Required work:
Look through the material below. Copy each line that contains the string "Правительством".

Items listed in a dataset:
==========
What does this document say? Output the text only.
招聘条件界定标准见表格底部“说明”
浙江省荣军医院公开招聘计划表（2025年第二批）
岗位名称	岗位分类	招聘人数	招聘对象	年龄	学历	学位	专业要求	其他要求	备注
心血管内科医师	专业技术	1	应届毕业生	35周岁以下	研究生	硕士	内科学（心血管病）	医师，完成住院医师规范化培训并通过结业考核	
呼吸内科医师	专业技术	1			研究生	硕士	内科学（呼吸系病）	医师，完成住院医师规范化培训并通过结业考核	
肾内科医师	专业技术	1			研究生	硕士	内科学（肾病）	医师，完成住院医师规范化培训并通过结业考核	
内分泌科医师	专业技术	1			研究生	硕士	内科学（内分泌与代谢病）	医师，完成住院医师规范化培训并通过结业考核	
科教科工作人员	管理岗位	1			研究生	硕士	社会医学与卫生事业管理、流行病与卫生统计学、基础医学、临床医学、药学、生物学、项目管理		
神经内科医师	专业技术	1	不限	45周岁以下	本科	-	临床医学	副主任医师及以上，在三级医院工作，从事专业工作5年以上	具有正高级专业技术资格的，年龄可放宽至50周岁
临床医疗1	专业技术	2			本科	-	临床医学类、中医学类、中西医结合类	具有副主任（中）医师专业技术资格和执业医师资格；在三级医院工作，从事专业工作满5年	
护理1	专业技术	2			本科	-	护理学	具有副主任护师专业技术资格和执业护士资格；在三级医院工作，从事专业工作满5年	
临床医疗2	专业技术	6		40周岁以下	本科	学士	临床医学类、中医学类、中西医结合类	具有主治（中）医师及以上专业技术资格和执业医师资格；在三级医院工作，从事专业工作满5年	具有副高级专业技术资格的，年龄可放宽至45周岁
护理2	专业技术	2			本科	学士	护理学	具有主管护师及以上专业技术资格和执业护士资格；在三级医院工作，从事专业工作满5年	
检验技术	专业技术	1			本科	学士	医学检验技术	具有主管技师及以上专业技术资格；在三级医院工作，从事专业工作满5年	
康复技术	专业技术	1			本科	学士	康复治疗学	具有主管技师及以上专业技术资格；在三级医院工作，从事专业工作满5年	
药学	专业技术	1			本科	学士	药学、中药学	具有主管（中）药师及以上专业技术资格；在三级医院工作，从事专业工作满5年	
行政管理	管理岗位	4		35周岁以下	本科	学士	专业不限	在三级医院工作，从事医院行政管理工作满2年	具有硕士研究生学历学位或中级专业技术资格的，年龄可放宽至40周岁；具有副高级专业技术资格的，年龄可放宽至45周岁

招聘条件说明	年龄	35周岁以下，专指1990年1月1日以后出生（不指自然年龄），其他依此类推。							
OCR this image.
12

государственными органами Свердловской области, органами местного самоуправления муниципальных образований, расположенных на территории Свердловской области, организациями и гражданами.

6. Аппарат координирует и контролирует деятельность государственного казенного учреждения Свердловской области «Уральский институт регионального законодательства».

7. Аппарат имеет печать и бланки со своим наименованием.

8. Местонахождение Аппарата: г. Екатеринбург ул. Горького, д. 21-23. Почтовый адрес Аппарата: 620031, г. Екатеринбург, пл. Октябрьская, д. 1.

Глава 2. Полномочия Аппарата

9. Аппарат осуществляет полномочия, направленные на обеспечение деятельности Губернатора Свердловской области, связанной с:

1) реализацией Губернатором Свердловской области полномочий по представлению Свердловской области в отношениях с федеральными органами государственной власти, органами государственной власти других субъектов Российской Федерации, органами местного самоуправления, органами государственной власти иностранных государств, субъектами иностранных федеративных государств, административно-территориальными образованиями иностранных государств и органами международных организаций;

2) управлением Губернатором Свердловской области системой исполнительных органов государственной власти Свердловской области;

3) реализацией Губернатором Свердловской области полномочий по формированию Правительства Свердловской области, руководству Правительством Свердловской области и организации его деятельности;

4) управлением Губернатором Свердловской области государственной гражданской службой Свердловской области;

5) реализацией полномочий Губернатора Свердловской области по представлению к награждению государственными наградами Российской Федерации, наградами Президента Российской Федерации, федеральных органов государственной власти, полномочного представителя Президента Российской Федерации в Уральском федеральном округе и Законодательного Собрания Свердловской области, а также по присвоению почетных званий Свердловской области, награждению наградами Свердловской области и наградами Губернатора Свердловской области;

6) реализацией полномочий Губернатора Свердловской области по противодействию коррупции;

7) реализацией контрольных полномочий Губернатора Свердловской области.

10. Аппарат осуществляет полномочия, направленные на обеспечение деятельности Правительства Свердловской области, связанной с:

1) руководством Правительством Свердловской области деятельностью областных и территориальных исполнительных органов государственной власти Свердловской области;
==========
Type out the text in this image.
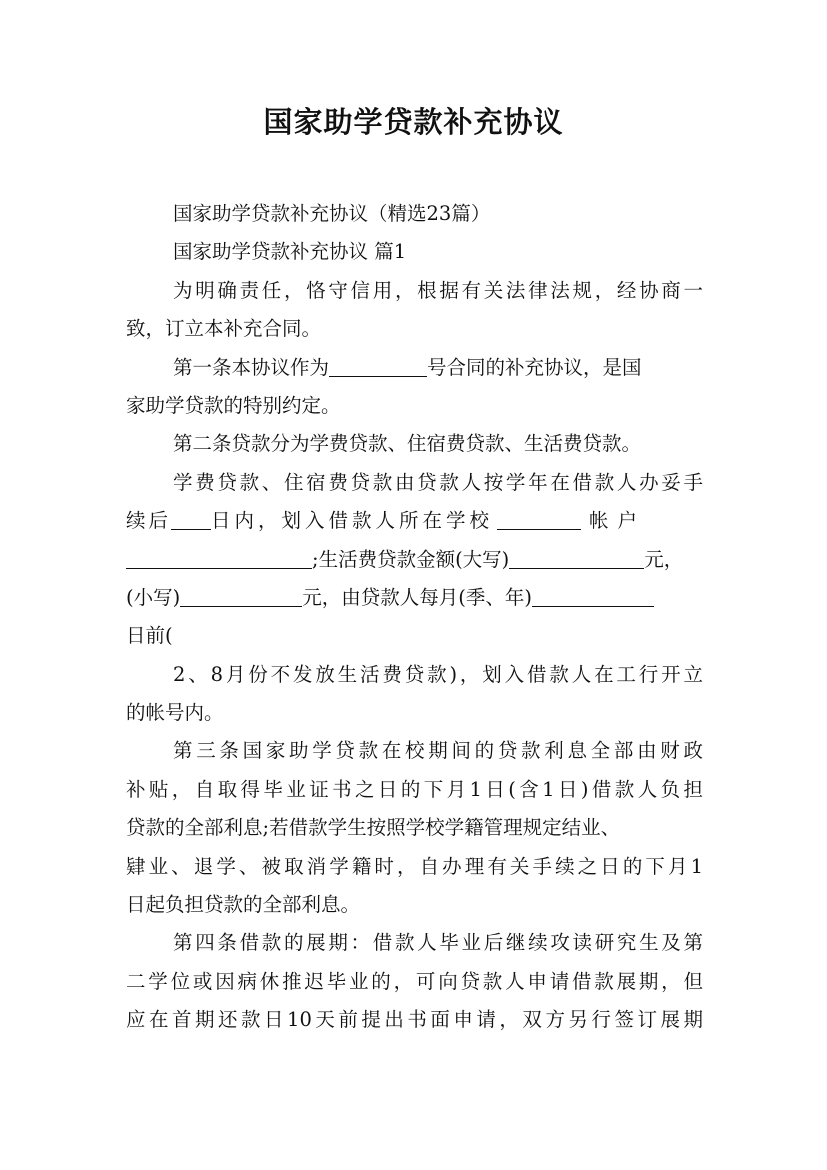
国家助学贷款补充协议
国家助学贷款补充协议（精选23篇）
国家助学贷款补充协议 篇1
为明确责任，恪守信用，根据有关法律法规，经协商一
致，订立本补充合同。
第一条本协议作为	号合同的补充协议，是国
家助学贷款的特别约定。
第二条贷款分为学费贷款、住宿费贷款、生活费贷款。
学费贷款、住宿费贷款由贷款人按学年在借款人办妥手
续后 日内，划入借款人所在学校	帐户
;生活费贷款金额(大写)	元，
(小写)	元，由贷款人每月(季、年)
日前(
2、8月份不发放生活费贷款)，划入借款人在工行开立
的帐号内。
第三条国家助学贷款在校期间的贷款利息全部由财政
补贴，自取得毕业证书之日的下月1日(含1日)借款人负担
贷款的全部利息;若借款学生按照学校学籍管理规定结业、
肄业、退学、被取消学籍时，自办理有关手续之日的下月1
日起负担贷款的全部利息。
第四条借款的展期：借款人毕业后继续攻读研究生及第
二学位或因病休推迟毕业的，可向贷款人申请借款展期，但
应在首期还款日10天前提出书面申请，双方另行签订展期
==========
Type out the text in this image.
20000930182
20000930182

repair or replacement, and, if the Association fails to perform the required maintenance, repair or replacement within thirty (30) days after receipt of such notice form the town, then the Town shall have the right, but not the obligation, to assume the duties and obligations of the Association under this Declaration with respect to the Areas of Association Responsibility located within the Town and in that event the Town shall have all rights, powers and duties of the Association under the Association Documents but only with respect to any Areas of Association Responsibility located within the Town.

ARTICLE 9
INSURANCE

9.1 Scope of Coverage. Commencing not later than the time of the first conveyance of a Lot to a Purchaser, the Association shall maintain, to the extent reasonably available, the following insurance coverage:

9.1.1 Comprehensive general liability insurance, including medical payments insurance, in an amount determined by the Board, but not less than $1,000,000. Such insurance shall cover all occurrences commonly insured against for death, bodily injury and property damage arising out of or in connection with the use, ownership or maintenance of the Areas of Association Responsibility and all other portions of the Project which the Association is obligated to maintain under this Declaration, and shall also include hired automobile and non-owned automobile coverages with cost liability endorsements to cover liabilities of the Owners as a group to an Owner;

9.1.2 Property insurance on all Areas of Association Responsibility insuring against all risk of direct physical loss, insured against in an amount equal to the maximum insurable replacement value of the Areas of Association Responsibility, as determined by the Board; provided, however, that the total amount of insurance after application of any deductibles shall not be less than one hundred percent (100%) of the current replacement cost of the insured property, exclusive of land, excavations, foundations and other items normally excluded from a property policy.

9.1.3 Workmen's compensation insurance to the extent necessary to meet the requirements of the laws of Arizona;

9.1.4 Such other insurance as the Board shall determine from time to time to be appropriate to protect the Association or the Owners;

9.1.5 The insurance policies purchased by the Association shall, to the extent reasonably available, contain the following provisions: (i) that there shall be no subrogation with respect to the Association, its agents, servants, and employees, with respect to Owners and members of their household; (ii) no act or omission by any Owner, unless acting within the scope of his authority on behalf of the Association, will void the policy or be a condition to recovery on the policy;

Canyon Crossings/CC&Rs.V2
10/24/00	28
==========
Reply:
3) реализацией Губернатором Свердловской области полномочий по формированию Правительства Свердловской области, руководству Правительством Свердловской области и организации его деятельности;
1) руководством Правительством Свердловской области деятельностью областных и территориальных исполнительных органов государственной власти Свердловской области;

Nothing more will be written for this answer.